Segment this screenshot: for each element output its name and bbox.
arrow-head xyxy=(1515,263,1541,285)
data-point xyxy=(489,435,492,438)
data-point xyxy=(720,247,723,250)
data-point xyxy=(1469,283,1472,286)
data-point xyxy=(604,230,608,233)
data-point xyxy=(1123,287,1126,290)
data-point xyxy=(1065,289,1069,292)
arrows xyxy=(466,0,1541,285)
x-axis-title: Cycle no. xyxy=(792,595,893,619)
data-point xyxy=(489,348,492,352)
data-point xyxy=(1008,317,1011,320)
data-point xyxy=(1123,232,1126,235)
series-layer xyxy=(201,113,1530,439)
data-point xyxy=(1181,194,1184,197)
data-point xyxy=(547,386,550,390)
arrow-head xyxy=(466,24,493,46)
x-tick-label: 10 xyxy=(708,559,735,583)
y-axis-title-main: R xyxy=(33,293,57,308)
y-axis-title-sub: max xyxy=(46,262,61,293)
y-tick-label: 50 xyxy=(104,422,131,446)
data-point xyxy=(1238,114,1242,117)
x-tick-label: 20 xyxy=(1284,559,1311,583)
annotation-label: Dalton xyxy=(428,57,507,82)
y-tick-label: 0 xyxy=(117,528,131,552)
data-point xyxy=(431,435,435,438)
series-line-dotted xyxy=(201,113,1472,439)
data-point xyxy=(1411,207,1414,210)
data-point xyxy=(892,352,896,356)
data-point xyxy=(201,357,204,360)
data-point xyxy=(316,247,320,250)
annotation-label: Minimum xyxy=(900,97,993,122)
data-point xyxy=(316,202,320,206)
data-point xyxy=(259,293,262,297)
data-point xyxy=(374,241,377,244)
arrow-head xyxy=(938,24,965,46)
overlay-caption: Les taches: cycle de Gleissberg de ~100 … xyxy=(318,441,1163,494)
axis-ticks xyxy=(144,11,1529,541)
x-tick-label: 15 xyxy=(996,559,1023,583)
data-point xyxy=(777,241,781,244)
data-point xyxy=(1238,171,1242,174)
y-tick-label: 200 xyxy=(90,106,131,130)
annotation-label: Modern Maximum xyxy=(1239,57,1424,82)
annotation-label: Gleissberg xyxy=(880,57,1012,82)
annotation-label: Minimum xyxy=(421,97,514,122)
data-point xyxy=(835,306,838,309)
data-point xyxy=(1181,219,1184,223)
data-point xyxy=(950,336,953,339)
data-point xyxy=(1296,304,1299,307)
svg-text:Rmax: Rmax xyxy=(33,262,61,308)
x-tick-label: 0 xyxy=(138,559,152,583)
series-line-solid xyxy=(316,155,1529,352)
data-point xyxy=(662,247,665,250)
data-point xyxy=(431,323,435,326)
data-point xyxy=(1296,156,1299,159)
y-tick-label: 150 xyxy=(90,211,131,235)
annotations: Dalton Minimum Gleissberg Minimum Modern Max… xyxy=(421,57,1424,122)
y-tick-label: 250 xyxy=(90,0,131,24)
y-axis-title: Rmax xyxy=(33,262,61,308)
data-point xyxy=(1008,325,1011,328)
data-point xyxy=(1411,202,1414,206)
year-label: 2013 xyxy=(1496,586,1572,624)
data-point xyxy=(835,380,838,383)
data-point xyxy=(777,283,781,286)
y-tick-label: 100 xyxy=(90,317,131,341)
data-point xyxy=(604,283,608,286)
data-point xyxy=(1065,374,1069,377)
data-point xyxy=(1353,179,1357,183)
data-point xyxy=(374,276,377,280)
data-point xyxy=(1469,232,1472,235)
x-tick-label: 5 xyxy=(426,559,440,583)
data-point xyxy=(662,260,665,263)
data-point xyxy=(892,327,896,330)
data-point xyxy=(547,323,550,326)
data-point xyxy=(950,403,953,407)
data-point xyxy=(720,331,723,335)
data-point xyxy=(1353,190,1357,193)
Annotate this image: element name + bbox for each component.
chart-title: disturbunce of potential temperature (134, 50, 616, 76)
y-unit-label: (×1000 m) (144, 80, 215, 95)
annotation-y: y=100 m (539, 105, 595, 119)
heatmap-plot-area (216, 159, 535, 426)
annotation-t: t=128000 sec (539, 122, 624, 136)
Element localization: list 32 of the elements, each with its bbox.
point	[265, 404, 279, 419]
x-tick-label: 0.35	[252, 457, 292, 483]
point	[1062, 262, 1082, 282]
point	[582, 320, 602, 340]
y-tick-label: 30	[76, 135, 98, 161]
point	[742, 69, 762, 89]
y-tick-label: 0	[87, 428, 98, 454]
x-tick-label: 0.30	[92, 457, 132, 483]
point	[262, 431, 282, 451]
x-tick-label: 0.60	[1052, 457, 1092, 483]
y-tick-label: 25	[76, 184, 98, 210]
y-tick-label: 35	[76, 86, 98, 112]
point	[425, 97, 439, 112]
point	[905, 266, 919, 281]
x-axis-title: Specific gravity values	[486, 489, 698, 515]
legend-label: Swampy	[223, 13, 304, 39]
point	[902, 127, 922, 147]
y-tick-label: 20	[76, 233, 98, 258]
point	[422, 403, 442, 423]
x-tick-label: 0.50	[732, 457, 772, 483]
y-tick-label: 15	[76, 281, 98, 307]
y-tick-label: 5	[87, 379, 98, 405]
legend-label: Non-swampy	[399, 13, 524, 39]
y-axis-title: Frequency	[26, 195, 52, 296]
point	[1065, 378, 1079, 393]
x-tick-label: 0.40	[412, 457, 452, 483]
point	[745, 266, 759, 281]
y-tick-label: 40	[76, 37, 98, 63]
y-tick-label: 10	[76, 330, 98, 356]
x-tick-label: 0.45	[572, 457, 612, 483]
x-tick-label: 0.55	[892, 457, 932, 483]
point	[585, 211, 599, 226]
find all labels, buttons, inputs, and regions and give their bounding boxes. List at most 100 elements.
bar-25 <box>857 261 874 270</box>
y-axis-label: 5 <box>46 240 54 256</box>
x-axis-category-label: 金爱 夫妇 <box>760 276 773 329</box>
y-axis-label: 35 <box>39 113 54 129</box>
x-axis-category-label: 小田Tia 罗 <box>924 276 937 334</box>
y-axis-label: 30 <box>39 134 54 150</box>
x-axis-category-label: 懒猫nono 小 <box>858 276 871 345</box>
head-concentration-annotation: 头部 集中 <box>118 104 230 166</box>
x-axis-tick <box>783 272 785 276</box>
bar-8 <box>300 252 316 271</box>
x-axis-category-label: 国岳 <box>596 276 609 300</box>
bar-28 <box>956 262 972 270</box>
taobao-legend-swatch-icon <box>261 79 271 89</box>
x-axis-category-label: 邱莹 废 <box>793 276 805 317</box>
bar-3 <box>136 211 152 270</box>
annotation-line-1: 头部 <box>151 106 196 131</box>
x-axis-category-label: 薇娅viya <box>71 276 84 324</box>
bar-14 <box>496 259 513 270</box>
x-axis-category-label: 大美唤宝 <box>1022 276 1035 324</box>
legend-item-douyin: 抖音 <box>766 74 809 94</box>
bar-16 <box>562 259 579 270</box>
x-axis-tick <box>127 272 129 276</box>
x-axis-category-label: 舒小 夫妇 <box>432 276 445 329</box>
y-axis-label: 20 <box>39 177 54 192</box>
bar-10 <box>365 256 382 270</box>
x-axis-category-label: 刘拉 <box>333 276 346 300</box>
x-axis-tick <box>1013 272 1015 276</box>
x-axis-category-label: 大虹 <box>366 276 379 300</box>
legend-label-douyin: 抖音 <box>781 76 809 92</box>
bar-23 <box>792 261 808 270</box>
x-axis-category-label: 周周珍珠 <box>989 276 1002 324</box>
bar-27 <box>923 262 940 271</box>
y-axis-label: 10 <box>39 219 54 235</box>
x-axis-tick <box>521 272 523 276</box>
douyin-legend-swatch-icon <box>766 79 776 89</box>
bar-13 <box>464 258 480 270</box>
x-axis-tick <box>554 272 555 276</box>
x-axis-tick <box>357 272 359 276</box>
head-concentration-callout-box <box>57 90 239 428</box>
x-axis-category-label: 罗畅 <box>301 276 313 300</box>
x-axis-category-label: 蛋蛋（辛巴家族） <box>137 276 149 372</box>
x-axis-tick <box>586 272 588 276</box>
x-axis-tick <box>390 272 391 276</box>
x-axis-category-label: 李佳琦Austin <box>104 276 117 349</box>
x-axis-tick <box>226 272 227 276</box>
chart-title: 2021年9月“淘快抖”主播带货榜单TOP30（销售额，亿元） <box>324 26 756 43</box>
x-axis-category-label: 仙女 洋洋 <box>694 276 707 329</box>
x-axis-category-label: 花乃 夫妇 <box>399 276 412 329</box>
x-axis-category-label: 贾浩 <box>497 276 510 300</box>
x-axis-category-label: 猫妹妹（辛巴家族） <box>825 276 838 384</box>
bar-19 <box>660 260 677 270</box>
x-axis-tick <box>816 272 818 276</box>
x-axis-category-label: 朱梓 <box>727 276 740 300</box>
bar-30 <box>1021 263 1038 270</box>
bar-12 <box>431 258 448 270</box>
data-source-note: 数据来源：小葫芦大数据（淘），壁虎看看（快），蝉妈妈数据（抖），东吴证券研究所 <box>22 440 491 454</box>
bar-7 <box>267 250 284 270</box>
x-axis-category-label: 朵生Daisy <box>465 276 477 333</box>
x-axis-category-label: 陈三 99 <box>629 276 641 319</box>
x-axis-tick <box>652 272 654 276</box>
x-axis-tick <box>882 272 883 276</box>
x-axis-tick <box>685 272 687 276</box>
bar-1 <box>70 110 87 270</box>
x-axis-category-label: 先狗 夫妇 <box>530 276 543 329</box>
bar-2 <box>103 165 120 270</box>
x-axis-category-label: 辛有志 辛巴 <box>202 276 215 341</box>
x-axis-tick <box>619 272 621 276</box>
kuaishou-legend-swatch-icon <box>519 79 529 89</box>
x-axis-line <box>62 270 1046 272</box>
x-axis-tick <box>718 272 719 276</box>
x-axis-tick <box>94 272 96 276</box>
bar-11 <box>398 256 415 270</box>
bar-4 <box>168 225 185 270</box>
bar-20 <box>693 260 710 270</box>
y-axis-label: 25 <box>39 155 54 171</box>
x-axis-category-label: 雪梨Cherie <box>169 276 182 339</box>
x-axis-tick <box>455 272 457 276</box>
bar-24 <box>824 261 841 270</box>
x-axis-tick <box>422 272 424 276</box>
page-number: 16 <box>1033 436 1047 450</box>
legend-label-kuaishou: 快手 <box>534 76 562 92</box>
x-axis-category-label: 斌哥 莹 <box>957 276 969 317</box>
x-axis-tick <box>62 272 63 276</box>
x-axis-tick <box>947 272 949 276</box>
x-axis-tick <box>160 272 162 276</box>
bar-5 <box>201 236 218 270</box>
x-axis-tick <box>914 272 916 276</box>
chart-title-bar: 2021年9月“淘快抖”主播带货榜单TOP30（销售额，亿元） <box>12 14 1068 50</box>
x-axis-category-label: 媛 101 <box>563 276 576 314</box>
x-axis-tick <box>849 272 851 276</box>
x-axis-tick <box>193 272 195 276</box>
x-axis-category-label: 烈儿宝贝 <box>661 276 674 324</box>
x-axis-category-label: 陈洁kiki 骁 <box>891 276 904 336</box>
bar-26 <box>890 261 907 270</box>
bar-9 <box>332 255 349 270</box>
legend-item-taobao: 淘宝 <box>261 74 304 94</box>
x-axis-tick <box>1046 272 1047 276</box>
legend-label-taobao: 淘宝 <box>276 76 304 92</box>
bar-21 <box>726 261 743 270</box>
_ _ _ _
### TU OBJETIVO
Presenta como lista numerada las líneas del listado anterior, desde su comienzo hasta la línea que contiene "x-axis-title: Cycle no.", incluida esta, y omite las líneas en blanco.

### RESPUESTA DEL EJERCICIO
1. Segment this screenshot: for each element output its name and bbox.
2. arrow-head xyxy=(1515,263,1541,285)
3. data-point xyxy=(489,435,492,438)
4. data-point xyxy=(720,247,723,250)
5. data-point xyxy=(1469,283,1472,286)
6. data-point xyxy=(604,230,608,233)
7. data-point xyxy=(1123,287,1126,290)
8. data-point xyxy=(1065,289,1069,292)
9. arrows xyxy=(466,0,1541,285)
10. x-axis-title: Cycle no. xyxy=(792,595,893,619)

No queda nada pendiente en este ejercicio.